Return the count of lines with the string "screenshot" in them, and nothing else.

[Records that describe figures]
##############################
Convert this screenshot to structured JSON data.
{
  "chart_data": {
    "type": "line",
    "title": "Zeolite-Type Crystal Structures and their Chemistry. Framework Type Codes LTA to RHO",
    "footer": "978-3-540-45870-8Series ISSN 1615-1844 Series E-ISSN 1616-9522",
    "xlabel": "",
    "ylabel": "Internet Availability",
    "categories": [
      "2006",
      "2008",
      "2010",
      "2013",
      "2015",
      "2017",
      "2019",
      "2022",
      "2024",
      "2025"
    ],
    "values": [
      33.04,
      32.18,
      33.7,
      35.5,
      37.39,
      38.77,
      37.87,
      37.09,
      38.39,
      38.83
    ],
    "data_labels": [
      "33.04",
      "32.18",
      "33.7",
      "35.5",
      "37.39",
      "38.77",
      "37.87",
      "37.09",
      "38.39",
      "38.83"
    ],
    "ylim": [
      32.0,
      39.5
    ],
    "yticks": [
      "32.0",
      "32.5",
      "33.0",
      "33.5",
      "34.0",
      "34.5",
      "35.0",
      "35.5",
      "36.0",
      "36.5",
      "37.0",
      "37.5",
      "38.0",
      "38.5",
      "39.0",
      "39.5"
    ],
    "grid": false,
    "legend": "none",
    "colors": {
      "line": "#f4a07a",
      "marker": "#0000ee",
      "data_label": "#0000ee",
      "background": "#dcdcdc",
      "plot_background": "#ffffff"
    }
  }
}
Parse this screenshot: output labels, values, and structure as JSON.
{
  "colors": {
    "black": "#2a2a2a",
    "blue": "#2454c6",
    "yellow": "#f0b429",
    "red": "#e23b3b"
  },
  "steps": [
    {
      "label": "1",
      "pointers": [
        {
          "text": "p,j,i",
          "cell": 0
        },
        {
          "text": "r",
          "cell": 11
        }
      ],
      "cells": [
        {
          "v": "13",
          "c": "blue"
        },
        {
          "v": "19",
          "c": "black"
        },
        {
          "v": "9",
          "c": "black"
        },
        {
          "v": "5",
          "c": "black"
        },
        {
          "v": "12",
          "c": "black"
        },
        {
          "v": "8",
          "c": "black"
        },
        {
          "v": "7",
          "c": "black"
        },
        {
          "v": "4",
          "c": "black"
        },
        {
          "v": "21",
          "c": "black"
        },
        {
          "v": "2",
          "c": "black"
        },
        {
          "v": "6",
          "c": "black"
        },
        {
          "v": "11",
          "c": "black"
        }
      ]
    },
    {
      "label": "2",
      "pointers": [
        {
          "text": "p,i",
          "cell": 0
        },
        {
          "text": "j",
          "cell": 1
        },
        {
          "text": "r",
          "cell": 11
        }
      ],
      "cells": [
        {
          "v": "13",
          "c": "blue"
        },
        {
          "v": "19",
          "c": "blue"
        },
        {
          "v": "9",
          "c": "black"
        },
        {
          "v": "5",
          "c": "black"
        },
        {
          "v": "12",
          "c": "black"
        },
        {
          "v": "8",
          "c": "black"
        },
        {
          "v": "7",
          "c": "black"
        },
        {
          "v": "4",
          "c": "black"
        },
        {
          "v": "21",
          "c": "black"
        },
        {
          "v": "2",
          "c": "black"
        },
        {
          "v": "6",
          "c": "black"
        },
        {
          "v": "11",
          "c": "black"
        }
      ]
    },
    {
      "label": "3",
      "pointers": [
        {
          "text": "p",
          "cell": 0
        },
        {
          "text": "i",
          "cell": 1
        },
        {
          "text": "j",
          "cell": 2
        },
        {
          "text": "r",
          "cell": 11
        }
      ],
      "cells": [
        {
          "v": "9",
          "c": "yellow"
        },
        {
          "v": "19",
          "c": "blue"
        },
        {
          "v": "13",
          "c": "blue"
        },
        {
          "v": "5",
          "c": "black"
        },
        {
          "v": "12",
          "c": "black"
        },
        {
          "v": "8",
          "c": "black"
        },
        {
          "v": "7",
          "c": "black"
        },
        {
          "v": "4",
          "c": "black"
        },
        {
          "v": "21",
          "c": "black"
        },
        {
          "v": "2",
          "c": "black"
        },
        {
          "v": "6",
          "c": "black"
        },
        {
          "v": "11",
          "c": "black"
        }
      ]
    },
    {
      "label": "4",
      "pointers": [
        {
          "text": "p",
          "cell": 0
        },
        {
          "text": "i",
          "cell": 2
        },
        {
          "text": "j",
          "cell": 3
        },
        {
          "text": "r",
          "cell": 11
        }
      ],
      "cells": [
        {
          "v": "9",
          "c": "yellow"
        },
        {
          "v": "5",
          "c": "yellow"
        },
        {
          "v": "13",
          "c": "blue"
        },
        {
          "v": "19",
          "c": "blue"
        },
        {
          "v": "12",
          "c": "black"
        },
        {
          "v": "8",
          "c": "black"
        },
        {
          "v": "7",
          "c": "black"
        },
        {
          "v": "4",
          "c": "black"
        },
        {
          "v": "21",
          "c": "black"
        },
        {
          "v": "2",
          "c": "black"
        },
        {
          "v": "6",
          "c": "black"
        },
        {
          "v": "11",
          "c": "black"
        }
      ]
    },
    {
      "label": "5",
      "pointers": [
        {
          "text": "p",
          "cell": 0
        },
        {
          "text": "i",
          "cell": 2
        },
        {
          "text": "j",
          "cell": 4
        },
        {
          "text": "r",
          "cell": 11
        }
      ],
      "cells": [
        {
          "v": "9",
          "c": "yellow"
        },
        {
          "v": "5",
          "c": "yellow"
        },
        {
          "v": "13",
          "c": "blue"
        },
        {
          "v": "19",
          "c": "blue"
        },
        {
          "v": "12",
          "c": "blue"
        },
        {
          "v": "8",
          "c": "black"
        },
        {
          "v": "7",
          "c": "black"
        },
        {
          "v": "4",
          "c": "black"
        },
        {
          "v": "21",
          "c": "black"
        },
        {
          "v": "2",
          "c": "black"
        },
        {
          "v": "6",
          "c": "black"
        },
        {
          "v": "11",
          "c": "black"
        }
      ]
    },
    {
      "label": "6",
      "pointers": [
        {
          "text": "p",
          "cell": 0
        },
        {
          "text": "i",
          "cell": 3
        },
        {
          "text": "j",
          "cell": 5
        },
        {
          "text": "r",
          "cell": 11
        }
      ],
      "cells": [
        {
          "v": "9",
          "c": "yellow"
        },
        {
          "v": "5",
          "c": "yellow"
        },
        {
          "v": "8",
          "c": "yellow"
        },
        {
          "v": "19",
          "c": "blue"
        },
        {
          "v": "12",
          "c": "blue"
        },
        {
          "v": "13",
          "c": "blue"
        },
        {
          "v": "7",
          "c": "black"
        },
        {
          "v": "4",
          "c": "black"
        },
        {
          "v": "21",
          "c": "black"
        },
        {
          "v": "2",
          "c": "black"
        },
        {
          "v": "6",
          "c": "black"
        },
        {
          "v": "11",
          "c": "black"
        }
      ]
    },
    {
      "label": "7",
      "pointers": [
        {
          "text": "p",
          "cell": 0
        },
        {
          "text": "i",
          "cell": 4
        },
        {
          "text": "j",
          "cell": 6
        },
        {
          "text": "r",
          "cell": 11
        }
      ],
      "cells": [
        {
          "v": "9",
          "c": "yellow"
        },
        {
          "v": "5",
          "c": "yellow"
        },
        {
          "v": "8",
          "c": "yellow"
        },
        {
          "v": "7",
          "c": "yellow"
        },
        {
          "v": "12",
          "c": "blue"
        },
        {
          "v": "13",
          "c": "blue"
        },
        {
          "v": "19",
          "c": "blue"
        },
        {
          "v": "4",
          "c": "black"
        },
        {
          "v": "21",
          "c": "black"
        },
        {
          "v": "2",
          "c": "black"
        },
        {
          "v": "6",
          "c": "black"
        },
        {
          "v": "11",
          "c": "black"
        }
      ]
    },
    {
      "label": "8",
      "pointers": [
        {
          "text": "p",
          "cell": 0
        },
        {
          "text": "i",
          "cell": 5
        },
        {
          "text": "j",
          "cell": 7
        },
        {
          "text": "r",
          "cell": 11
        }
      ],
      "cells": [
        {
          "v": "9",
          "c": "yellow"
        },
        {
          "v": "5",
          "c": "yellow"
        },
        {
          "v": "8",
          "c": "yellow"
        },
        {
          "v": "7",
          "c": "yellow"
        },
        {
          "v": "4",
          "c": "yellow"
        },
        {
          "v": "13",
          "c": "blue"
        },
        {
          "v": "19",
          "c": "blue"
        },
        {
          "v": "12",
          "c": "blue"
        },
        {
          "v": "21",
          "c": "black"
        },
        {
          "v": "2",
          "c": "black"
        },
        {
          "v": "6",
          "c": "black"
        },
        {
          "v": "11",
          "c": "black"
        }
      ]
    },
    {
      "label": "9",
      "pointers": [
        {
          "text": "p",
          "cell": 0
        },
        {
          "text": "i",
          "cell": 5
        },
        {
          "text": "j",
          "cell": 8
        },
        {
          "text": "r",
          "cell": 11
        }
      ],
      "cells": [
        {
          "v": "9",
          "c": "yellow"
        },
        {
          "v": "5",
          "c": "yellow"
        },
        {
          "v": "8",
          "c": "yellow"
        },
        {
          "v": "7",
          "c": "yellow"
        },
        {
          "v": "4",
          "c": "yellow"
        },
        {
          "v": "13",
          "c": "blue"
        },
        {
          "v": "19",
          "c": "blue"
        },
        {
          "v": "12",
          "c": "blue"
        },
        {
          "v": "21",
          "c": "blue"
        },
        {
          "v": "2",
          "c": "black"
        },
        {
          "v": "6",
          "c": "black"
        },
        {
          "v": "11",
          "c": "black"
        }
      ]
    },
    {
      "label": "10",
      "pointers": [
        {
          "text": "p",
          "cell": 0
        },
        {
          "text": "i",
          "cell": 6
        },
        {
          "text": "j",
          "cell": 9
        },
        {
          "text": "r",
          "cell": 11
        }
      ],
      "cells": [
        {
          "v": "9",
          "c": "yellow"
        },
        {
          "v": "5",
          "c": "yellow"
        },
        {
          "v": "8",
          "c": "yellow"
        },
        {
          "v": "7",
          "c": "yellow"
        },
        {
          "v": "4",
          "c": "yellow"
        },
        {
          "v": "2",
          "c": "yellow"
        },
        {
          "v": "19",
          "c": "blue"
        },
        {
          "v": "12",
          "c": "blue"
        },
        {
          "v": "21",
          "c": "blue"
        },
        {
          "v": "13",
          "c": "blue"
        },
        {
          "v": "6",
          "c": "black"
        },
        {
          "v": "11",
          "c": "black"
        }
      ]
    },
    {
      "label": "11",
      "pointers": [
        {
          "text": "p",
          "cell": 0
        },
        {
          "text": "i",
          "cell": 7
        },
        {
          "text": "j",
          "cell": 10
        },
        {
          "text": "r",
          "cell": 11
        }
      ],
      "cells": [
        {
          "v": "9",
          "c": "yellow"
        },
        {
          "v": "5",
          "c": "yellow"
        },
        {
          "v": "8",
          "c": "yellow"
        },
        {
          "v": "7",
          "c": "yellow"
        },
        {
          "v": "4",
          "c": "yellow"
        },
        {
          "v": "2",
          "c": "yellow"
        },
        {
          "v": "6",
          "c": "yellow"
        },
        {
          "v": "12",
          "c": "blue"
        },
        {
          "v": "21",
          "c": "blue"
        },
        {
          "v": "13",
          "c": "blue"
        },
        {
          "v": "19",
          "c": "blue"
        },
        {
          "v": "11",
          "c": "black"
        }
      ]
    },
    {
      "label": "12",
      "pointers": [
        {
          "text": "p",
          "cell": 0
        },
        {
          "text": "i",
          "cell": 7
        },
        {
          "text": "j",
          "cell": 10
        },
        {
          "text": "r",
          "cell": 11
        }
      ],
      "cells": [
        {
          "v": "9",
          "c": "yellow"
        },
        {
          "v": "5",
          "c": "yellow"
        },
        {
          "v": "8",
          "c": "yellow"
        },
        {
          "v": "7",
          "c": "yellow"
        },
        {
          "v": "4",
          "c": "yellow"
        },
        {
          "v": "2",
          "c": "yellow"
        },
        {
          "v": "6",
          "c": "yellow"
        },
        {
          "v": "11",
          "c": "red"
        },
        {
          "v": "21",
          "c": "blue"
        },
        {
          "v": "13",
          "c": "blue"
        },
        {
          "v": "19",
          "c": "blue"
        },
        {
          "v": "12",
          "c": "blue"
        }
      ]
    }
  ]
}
##############################
**Full response:** 2